Check each line of the listing for the word "buiten" and report how many lines contain it, giving nothing but the number.

------ RECORDS SUPPLIED

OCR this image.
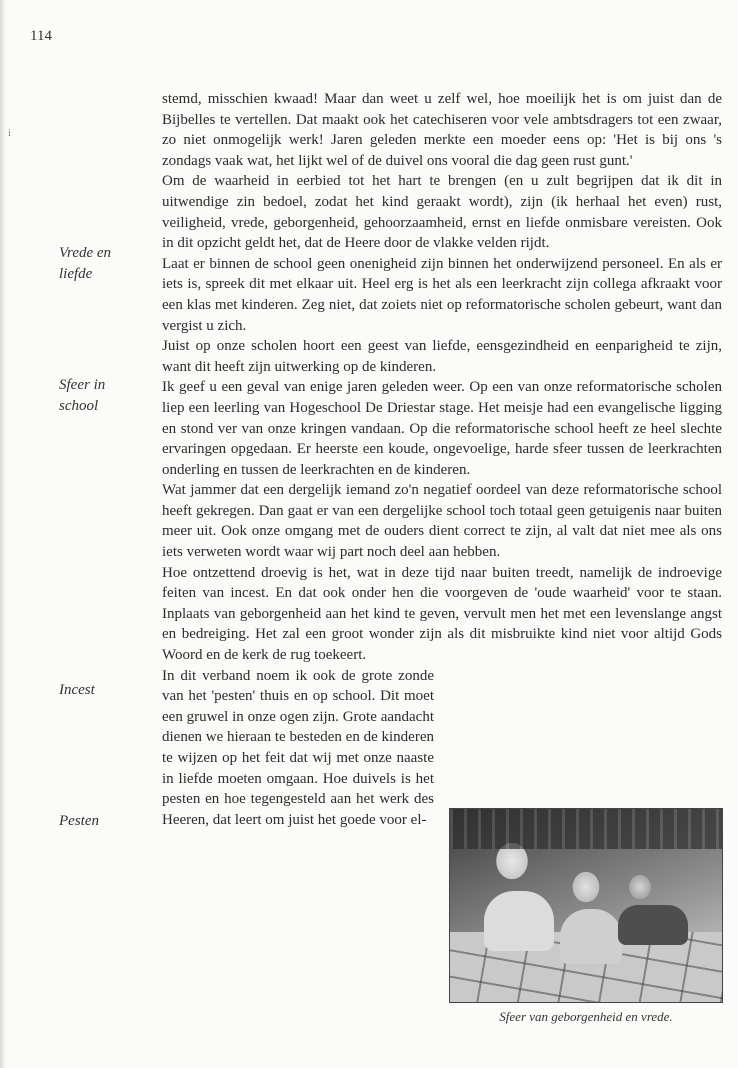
114
i
Vrede en
liefde
Sfeer in
school
Incest
Pesten

stemd, misschien kwaad! Maar dan weet u zelf wel, hoe moeilijk het is om juist dan de Bijbelles te vertellen. Dat maakt ook het catechiseren voor vele ambtsdragers tot een zwaar, zo niet onmogelijk werk! Jaren geleden merkte een moeder eens op: 'Het is bij ons 's zondags vaak wat, het lijkt wel of de duivel ons vooral die dag geen rust gunt.'

Om de waarheid in eerbied tot het hart te brengen (en u zult begrijpen dat ik dit in uitwendige zin bedoel, zodat het kind geraakt wordt), zijn (ik herhaal het even) rust, veiligheid, vrede, geborgenheid, gehoorzaamheid, ernst en liefde onmisbare vereisten. Ook in dit opzicht geldt het, dat de Heere door de vlakke velden rijdt.

Laat er binnen de school geen onenigheid zijn binnen het onderwijzend personeel. En als er iets is, spreek dit met elkaar uit. Heel erg is het als een leerkracht zijn collega afkraakt voor een klas met kinderen. Zeg niet, dat zoiets niet op reformatorische scholen gebeurt, want dan vergist u zich.

Juist op onze scholen hoort een geest van liefde, eensgezindheid en eenparigheid te zijn, want dit heeft zijn uitwerking op de kinderen.

Ik geef u een geval van enige jaren geleden weer. Op een van onze reformatorische scholen liep een leerling van Hogeschool De Driestar stage. Het meisje had een evangelische ligging en stond ver van onze kringen vandaan. Op die reformatorische school heeft ze heel slechte ervaringen opgedaan. Er heerste een koude, ongevoelige, harde sfeer tussen de leerkrachten onderling en tussen de leerkrachten en de kinderen.

Wat jammer dat een dergelijk iemand zo'n negatief oordeel van deze reformatorische school heeft gekregen. Dan gaat er van een dergelijke school toch totaal geen getuigenis naar buiten meer uit. Ook onze omgang met de ouders dient correct te zijn, al valt dat niet mee als ons iets verweten wordt waar wij part noch deel aan hebben.

Hoe ontzettend droevig is het, wat in deze tijd naar buiten treedt, namelijk de indroevige feiten van incest. En dat ook onder hen die voorgeven de 'oude waarheid' voor te staan. Inplaats van geborgenheid aan het kind te geven, vervult men het met een levenslange angst en bedreiging. Het zal een groot wonder zijn als dit misbruikte kind niet voor altijd Gods Woord en de kerk de rug toekeert.

In dit verband noem ik ook de grote zonde van het 'pesten' thuis en op school. Dit moet een gruwel in onze ogen zijn. Grote aandacht dienen we hieraan te besteden en de kinderen te wijzen op het feit dat wij met onze naaste in liefde moeten omgaan. Hoe duivels is het pesten en hoe tegengesteld aan het werk des Heeren, dat leert om juist het goede voor el-

Sfeer van geborgenheid en vrede.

------------

▸ THE RESULT
2